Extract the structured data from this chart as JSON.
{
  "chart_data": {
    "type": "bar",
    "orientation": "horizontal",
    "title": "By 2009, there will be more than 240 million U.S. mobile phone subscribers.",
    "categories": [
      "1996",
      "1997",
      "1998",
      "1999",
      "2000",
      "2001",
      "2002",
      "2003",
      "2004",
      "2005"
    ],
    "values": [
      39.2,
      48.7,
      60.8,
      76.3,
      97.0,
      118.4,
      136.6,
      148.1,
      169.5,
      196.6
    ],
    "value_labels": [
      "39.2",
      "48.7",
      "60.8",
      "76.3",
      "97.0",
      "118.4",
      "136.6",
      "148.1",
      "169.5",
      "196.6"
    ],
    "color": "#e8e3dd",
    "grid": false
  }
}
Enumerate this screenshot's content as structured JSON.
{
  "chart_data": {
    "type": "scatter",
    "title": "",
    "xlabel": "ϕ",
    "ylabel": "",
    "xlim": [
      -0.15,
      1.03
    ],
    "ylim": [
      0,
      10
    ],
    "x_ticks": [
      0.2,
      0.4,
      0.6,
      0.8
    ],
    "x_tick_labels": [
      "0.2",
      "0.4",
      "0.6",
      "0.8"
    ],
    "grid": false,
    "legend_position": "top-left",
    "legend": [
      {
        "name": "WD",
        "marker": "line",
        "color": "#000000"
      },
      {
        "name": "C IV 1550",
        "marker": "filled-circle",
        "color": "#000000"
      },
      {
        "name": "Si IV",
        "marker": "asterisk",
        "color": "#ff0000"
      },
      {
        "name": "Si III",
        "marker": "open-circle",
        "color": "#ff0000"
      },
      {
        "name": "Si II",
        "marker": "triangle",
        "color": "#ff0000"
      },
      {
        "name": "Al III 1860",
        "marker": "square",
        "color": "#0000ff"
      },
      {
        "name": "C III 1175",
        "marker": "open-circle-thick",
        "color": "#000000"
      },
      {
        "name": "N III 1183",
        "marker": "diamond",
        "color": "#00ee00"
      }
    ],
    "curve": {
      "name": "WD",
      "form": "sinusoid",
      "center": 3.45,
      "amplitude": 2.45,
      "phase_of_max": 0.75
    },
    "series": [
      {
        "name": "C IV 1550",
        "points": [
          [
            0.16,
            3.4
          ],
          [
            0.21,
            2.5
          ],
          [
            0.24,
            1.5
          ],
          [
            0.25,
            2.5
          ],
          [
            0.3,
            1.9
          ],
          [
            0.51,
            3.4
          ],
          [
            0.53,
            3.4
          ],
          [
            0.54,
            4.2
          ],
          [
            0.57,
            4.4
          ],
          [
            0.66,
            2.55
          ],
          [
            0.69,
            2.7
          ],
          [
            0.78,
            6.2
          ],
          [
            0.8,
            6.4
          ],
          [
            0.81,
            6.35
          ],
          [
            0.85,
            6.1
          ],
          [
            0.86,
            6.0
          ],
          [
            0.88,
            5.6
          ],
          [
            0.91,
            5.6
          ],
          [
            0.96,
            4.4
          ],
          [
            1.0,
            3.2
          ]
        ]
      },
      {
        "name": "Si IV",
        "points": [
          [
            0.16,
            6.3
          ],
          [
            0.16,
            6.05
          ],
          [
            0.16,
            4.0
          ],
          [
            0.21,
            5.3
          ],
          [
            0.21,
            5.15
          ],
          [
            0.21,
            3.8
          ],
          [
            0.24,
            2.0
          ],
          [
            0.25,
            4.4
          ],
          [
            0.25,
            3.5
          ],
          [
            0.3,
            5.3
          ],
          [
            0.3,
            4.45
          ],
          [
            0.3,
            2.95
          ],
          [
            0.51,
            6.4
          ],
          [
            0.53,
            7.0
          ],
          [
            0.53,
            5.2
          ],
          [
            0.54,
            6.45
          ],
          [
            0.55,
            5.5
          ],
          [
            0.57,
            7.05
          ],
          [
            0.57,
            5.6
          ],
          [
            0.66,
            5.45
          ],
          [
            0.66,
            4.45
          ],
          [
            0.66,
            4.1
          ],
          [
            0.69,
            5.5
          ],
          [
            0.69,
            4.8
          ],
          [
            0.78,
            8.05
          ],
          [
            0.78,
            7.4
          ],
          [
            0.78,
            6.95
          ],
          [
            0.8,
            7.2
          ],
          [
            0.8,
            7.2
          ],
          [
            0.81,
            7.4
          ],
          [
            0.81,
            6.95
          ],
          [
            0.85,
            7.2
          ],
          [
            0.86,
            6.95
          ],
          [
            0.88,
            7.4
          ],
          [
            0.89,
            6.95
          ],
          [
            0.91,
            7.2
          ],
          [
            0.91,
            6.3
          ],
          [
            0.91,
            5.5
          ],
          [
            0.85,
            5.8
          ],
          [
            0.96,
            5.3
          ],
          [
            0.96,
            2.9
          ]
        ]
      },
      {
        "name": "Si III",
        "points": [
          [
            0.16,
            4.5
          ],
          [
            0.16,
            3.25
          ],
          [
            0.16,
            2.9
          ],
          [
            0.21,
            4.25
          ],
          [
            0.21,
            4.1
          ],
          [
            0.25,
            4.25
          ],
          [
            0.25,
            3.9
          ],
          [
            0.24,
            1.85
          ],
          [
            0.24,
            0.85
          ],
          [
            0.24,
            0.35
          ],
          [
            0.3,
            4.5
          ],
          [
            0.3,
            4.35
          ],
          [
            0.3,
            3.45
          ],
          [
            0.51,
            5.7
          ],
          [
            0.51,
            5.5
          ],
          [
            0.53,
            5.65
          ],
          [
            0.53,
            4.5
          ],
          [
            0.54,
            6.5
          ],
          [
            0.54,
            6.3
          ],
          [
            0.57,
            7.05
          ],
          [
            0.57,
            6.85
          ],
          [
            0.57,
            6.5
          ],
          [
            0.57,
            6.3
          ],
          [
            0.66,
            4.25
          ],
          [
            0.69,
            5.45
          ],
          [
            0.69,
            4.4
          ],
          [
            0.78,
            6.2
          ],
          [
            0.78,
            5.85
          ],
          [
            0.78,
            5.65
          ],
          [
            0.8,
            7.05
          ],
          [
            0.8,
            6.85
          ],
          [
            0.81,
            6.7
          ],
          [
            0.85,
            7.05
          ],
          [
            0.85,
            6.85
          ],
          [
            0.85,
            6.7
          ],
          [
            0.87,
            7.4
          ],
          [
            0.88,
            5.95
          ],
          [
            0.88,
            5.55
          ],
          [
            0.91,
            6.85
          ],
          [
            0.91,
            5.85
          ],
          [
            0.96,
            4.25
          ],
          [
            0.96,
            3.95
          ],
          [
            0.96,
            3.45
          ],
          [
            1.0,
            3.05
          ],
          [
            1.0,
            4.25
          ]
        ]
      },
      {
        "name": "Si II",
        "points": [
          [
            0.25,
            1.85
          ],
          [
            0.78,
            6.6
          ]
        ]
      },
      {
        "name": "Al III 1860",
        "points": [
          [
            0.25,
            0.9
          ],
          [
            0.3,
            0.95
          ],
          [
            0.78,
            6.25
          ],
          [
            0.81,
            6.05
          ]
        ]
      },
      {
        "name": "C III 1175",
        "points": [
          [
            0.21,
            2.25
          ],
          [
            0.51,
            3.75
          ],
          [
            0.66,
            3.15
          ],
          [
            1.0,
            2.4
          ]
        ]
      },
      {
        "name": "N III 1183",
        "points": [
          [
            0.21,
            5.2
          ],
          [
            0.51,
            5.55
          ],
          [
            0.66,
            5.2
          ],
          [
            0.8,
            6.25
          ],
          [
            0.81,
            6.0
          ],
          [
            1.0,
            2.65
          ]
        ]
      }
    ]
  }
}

## GIVEN PROBLEM:
Pull out each record as written and restate it exactly.

## ANSWER TO THE PROBLEM:
Extract the structured data from this chart as JSON.
{
  "chart_data": {
    "type": "bar",
    "orientation": "horizontal",
    "title": "By 2009, there will be more than 240 million U.S. mobile phone subscribers.",
    "categories": [
      "1996",
      "1997",
      "1998",
      "1999",
      "2000",
      "2001",
      "2002",
      "2003",
      "2004",
      "2005"
    ],
    "values": [
      39.2,
      48.7,
      60.8,
      76.3,
      97.0,
      118.4,
      136.6,
      148.1,
      169.5,
      196.6
    ],
    "value_labels": [
      "39.2",
      "48.7",
      "60.8",
      "76.3",
      "97.0",
      "118.4",
      "136.6",
      "148.1",
      "169.5",
      "196.6"
    ],
    "color": "#e8e3dd",
    "grid": false
  }
}
Enumerate this screenshot's content as structured JSON.
{
  "chart_data": {
    "type": "scatter",
    "title": "",
    "xlabel": "ϕ",
    "ylabel": "",
    "xlim": [
      -0.15,
      1.03
    ],
    "ylim": [
      0,
      10
    ],
    "x_ticks": [
      0.2,
      0.4,
      0.6,
      0.8
    ],
    "x_tick_labels": [
      "0.2",
      "0.4",
      "0.6",
      "0.8"
    ],
    "grid": false,
    "legend_position": "top-left",
    "legend": [
      {
        "name": "WD",
        "marker": "line",
        "color": "#000000"
      },
      {
        "name": "C IV 1550",
        "marker": "filled-circle",
        "color": "#000000"
      },
      {
        "name": "Si IV",
        "marker": "asterisk",
        "color": "#ff0000"
      },
      {
        "name": "Si III",
        "marker": "open-circle",
        "color": "#ff0000"
      },
      {
        "name": "Si II",
        "marker": "triangle",
        "color": "#ff0000"
      },
      {
        "name": "Al III 1860",
        "marker": "square",
        "color": "#0000ff"
      },
      {
        "name": "C III 1175",
        "marker": "open-circle-thick",
        "color": "#000000"
      },
      {
        "name": "N III 1183",
        "marker": "diamond",
        "color": "#00ee00"
      }
    ],
    "curve": {
      "name": "WD",
      "form": "sinusoid",
      "center": 3.45,
      "amplitude": 2.45,
      "phase_of_max": 0.75
    },
    "series": [
      {
        "name": "C IV 1550",
        "points": [
          [
            0.16,
            3.4
          ],
          [
            0.21,
            2.5
          ],
          [
            0.24,
            1.5
          ],
          [
            0.25,
            2.5
          ],
          [
            0.3,
            1.9
          ],
          [
            0.51,
            3.4
          ],
          [
            0.53,
            3.4
          ],
          [
            0.54,
            4.2
          ],
          [
            0.57,
            4.4
          ],
          [
            0.66,
            2.55
          ],
          [
            0.69,
            2.7
          ],
          [
            0.78,
            6.2
          ],
          [
            0.8,
            6.4
          ],
          [
            0.81,
            6.35
          ],
          [
            0.85,
            6.1
          ],
          [
            0.86,
            6.0
          ],
          [
            0.88,
            5.6
          ],
          [
            0.91,
            5.6
          ],
          [
            0.96,
            4.4
          ],
          [
            1.0,
            3.2
          ]
        ]
      },
      {
        "name": "Si IV",
        "points": [
          [
            0.16,
            6.3
          ],
          [
            0.16,
            6.05
          ],
          [
            0.16,
            4.0
          ],
          [
            0.21,
            5.3
          ],
          [
            0.21,
            5.15
          ],
          [
            0.21,
            3.8
          ],
          [
            0.24,
            2.0
          ],
          [
            0.25,
            4.4
          ],
          [
            0.25,
            3.5
          ],
          [
            0.3,
            5.3
          ],
          [
            0.3,
            4.45
          ],
          [
            0.3,
            2.95
          ],
          [
            0.51,
            6.4
          ],
          [
            0.53,
            7.0
          ],
          [
            0.53,
            5.2
          ],
          [
            0.54,
            6.45
          ],
          [
            0.55,
            5.5
          ],
          [
            0.57,
            7.05
          ],
          [
            0.57,
            5.6
          ],
          [
            0.66,
            5.45
          ],
          [
            0.66,
            4.45
          ],
          [
            0.66,
            4.1
          ],
          [
            0.69,
            5.5
          ],
          [
            0.69,
            4.8
          ],
          [
            0.78,
            8.05
          ],
          [
            0.78,
            7.4
          ],
          [
            0.78,
            6.95
          ],
          [
            0.8,
            7.2
          ],
          [
            0.8,
            7.2
          ],
          [
            0.81,
            7.4
          ],
          [
            0.81,
            6.95
          ],
          [
            0.85,
            7.2
          ],
          [
            0.86,
            6.95
          ],
          [
            0.88,
            7.4
          ],
          [
            0.89,
            6.95
          ],
          [
            0.91,
            7.2
          ],
          [
            0.91,
            6.3
          ],
          [
            0.91,
            5.5
          ],
          [
            0.85,
            5.8
          ],
          [
            0.96,
            5.3
          ],
          [
            0.96,
            2.9
          ]
        ]
      },
      {
        "name": "Si III",
        "points": [
          [
            0.16,
            4.5
          ],
          [
            0.16,
            3.25
          ],
          [
            0.16,
            2.9
          ],
          [
            0.21,
            4.25
          ],
          [
            0.21,
            4.1
          ],
          [
            0.25,
            4.25
          ],
          [
            0.25,
            3.9
          ],
          [
            0.24,
            1.85
          ],
          [
            0.24,
            0.85
          ],
          [
            0.24,
            0.35
          ],
          [
            0.3,
            4.5
          ],
          [
            0.3,
            4.35
          ],
          [
            0.3,
            3.45
          ],
          [
            0.51,
            5.7
          ],
          [
            0.51,
            5.5
          ],
          [
            0.53,
            5.65
          ],
          [
            0.53,
            4.5
          ],
          [
            0.54,
            6.5
          ],
          [
            0.54,
            6.3
          ],
          [
            0.57,
            7.05
          ],
          [
            0.57,
            6.85
          ],
          [
            0.57,
            6.5
          ],
          [
            0.57,
            6.3
          ],
          [
            0.66,
            4.25
          ],
          [
            0.69,
            5.45
          ],
          [
            0.69,
            4.4
          ],
          [
            0.78,
            6.2
          ],
          [
            0.78,
            5.85
          ],
          [
            0.78,
            5.65
          ],
          [
            0.8,
            7.05
          ],
          [
            0.8,
            6.85
          ],
          [
            0.81,
            6.7
          ],
          [
            0.85,
            7.05
          ],
          [
            0.85,
            6.85
          ],
          [
            0.85,
            6.7
          ],
          [
            0.87,
            7.4
          ],
          [
            0.88,
            5.95
          ],
          [
            0.88,
            5.55
          ],
          [
            0.91,
            6.85
          ],
          [
            0.91,
            5.85
          ],
          [
            0.96,
            4.25
          ],
          [
            0.96,
            3.95
          ],
          [
            0.96,
            3.45
          ],
          [
            1.0,
            3.05
          ],
          [
            1.0,
            4.25
          ]
        ]
      },
      {
        "name": "Si II",
        "points": [
          [
            0.25,
            1.85
          ],
          [
            0.78,
            6.6
          ]
        ]
      },
      {
        "name": "Al III 1860",
        "points": [
          [
            0.25,
            0.9
          ],
          [
            0.3,
            0.95
          ],
          [
            0.78,
            6.25
          ],
          [
            0.81,
            6.05
          ]
        ]
      },
      {
        "name": "C III 1175",
        "points": [
          [
            0.21,
            2.25
          ],
          [
            0.51,
            3.75
          ],
          [
            0.66,
            3.15
          ],
          [
            1.0,
            2.4
          ]
        ]
      },
      {
        "name": "N III 1183",
        "points": [
          [
            0.21,
            5.2
          ],
          [
            0.51,
            5.55
          ],
          [
            0.66,
            5.2
          ],
          [
            0.8,
            6.25
          ],
          [
            0.81,
            6.0
          ],
          [
            1.0,
            2.65
          ]
        ]
      }
    ]
  }
}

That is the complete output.